**Your task:**
Search the material for the string "screenshot", then return every line where it is found.

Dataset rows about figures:
▽

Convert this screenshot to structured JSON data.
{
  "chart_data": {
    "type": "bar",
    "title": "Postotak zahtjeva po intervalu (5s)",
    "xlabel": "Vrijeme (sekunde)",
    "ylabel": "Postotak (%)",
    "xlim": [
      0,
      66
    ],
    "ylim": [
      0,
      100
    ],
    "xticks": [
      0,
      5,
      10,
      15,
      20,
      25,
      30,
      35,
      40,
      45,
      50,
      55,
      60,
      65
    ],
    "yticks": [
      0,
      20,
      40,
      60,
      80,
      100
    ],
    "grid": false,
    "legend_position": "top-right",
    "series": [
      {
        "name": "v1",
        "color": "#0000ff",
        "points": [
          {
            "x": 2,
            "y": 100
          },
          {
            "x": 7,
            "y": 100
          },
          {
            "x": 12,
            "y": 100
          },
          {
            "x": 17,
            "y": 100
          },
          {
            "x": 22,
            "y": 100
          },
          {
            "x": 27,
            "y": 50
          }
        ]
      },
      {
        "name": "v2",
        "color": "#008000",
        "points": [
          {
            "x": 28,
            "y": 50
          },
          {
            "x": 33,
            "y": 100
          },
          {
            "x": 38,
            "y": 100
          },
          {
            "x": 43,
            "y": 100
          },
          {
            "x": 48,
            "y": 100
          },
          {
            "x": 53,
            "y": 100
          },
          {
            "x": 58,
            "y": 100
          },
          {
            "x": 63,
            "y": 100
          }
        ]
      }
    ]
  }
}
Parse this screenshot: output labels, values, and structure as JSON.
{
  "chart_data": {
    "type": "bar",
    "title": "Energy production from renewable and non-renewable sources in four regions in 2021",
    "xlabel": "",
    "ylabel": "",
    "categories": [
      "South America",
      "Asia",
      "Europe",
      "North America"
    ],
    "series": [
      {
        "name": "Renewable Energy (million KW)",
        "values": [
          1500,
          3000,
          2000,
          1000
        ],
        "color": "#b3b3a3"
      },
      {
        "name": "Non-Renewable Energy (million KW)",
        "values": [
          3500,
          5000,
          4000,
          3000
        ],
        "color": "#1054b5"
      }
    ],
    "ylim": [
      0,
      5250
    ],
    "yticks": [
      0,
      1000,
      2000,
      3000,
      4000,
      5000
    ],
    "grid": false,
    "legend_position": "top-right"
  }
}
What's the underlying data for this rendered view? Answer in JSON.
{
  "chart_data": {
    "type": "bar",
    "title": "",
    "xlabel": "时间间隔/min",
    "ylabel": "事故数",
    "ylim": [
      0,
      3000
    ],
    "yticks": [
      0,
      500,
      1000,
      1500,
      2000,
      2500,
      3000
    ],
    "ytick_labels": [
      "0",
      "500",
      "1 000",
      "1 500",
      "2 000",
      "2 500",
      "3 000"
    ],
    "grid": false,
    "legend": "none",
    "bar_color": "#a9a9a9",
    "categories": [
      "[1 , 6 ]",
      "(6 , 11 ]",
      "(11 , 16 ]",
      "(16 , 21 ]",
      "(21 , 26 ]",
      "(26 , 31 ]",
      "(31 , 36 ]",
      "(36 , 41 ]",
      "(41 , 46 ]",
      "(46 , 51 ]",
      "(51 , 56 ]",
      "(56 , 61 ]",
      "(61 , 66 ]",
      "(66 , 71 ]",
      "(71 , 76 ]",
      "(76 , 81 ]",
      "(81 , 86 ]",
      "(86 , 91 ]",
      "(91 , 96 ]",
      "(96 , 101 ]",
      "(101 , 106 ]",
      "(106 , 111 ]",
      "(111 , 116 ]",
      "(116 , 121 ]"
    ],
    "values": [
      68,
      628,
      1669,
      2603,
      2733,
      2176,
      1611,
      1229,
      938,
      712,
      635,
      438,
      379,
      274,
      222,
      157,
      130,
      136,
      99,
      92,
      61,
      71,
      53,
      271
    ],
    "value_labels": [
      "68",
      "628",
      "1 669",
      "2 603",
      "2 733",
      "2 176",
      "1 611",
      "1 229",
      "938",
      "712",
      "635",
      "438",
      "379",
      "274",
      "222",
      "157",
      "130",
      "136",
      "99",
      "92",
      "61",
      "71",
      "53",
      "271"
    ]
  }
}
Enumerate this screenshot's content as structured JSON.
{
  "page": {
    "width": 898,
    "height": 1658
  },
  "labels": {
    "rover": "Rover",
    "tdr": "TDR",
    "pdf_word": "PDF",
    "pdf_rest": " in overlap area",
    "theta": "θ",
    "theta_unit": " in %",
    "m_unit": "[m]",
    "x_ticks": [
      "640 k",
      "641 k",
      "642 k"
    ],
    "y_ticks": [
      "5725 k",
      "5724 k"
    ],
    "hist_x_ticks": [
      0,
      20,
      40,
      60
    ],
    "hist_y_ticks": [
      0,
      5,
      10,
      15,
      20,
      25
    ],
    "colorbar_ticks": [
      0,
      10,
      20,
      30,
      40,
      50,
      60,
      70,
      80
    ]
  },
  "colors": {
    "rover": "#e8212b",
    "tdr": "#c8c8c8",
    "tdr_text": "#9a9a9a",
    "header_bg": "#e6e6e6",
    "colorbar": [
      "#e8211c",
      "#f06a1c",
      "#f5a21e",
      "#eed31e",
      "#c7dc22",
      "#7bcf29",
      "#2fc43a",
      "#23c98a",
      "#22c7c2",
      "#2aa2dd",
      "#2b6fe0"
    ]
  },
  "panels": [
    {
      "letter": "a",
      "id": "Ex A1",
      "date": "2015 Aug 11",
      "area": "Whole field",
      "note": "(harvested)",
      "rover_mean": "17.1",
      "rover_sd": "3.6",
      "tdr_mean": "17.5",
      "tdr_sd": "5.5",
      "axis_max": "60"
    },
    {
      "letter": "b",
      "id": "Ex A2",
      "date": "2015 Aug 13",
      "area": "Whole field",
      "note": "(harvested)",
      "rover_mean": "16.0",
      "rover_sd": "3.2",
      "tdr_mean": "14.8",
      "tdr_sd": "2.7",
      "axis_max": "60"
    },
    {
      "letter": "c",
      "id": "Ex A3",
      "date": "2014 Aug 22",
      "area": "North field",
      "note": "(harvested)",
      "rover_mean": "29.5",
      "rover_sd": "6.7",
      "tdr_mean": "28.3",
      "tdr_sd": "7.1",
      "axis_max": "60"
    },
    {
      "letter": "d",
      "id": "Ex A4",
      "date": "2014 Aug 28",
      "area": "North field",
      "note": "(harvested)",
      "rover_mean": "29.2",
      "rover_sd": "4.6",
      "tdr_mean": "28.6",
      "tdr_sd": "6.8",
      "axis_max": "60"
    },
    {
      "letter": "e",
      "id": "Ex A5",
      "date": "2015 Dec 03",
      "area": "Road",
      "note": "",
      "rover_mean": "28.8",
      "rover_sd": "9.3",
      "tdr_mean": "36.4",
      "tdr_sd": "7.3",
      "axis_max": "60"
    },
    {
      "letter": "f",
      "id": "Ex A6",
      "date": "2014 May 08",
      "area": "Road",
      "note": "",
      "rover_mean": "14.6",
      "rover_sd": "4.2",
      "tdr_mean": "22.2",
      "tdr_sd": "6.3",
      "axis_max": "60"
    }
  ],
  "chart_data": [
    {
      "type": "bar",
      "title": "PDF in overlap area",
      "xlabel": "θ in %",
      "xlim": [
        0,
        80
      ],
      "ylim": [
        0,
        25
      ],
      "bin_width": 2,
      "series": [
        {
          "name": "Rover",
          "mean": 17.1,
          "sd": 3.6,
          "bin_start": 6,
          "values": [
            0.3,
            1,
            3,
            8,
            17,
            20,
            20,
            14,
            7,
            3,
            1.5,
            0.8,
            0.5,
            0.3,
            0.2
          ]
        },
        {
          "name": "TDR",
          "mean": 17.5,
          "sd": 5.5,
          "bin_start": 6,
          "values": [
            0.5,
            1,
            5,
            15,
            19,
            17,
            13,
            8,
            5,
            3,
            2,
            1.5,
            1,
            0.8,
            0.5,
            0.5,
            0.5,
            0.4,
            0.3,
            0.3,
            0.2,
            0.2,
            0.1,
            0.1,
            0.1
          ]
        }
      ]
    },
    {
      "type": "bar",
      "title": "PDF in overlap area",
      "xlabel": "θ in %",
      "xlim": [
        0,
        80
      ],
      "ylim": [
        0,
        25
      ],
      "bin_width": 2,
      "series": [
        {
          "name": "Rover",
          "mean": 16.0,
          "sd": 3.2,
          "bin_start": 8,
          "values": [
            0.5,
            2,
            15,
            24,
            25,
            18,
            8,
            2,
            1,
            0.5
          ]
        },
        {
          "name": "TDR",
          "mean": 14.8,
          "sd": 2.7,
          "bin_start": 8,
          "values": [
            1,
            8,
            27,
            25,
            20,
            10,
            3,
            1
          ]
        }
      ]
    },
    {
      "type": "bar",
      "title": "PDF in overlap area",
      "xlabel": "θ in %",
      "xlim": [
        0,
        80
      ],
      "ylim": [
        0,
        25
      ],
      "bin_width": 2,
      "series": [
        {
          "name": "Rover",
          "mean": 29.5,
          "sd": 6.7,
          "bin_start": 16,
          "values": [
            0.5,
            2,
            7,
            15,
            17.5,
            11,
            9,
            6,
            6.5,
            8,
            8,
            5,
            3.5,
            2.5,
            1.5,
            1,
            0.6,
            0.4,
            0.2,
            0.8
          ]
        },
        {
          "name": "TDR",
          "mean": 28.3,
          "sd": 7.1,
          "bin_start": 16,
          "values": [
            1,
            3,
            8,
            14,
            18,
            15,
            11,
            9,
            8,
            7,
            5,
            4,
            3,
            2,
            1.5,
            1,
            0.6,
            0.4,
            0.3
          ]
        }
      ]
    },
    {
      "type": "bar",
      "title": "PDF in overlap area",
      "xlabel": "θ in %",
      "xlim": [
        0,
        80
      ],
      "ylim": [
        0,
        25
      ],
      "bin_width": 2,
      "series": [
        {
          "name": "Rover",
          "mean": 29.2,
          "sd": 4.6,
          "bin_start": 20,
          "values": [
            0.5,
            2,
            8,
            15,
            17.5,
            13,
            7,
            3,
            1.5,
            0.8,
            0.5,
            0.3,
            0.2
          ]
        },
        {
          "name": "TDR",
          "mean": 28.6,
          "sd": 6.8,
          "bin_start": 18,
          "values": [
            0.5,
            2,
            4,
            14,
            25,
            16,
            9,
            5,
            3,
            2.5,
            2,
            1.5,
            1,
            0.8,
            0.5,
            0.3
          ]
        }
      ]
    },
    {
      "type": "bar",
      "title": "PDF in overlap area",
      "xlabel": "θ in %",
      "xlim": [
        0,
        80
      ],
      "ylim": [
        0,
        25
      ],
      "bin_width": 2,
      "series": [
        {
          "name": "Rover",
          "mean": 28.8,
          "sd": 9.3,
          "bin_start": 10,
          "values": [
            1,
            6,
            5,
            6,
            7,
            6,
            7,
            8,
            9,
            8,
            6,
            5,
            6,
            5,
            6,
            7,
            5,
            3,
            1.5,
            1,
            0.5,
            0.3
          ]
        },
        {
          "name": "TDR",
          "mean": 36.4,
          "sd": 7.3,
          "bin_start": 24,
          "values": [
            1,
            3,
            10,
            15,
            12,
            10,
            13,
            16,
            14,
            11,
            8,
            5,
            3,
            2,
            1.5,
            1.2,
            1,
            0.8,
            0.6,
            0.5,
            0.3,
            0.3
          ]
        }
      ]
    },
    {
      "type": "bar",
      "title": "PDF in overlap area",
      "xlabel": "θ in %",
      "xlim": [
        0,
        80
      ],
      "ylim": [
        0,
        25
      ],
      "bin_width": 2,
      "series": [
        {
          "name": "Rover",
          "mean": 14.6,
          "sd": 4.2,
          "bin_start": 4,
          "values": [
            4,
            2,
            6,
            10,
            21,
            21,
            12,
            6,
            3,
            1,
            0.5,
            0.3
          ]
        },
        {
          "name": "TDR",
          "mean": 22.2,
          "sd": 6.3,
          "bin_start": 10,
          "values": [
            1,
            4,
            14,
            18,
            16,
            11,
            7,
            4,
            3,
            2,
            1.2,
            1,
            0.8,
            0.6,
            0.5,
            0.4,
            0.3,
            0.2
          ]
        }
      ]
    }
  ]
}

△

**Answer to this problem:**
Convert this screenshot to structured JSON data.
Parse this screenshot: output labels, values, and structure as JSON.
Enumerate this screenshot's content as structured JSON.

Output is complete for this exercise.